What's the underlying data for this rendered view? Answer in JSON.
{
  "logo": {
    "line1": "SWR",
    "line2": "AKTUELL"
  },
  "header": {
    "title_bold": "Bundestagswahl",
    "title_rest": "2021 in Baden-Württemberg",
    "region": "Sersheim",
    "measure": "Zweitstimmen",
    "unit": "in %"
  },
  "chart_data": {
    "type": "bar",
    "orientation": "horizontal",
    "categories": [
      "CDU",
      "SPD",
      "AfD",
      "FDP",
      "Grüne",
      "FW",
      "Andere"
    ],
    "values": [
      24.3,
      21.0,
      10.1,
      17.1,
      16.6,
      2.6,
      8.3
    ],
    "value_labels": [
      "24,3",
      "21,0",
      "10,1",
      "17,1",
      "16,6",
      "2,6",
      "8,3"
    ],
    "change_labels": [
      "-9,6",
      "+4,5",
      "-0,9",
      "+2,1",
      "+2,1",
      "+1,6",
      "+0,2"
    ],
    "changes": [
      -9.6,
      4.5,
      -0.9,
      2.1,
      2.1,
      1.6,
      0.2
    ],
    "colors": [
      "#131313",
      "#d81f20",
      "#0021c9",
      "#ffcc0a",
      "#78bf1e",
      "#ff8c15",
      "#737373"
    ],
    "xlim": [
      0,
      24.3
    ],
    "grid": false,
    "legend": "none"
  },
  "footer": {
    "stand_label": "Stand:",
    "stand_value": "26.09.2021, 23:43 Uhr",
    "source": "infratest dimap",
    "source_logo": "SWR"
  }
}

————————

▶ _WHAT THE TASK REQUIRES_:
Repeat the material in full, exactly as it stands.

▶ _ANSWER TO THIS EXERCISE_:
What's the underlying data for this rendered view? Answer in JSON.
{
  "logo": {
    "line1": "SWR",
    "line2": "AKTUELL"
  },
  "header": {
    "title_bold": "Bundestagswahl",
    "title_rest": "2021 in Baden-Württemberg",
    "region": "Sersheim",
    "measure": "Zweitstimmen",
    "unit": "in %"
  },
  "chart_data": {
    "type": "bar",
    "orientation": "horizontal",
    "categories": [
      "CDU",
      "SPD",
      "AfD",
      "FDP",
      "Grüne",
      "FW",
      "Andere"
    ],
    "values": [
      24.3,
      21.0,
      10.1,
      17.1,
      16.6,
      2.6,
      8.3
    ],
    "value_labels": [
      "24,3",
      "21,0",
      "10,1",
      "17,1",
      "16,6",
      "2,6",
      "8,3"
    ],
    "change_labels": [
      "-9,6",
      "+4,5",
      "-0,9",
      "+2,1",
      "+2,1",
      "+1,6",
      "+0,2"
    ],
    "changes": [
      -9.6,
      4.5,
      -0.9,
      2.1,
      2.1,
      1.6,
      0.2
    ],
    "colors": [
      "#131313",
      "#d81f20",
      "#0021c9",
      "#ffcc0a",
      "#78bf1e",
      "#ff8c15",
      "#737373"
    ],
    "xlim": [
      0,
      24.3
    ],
    "grid": false,
    "legend": "none"
  },
  "footer": {
    "stand_label": "Stand:",
    "stand_value": "26.09.2021, 23:43 Uhr",
    "source": "infratest dimap",
    "source_logo": "SWR"
  }
}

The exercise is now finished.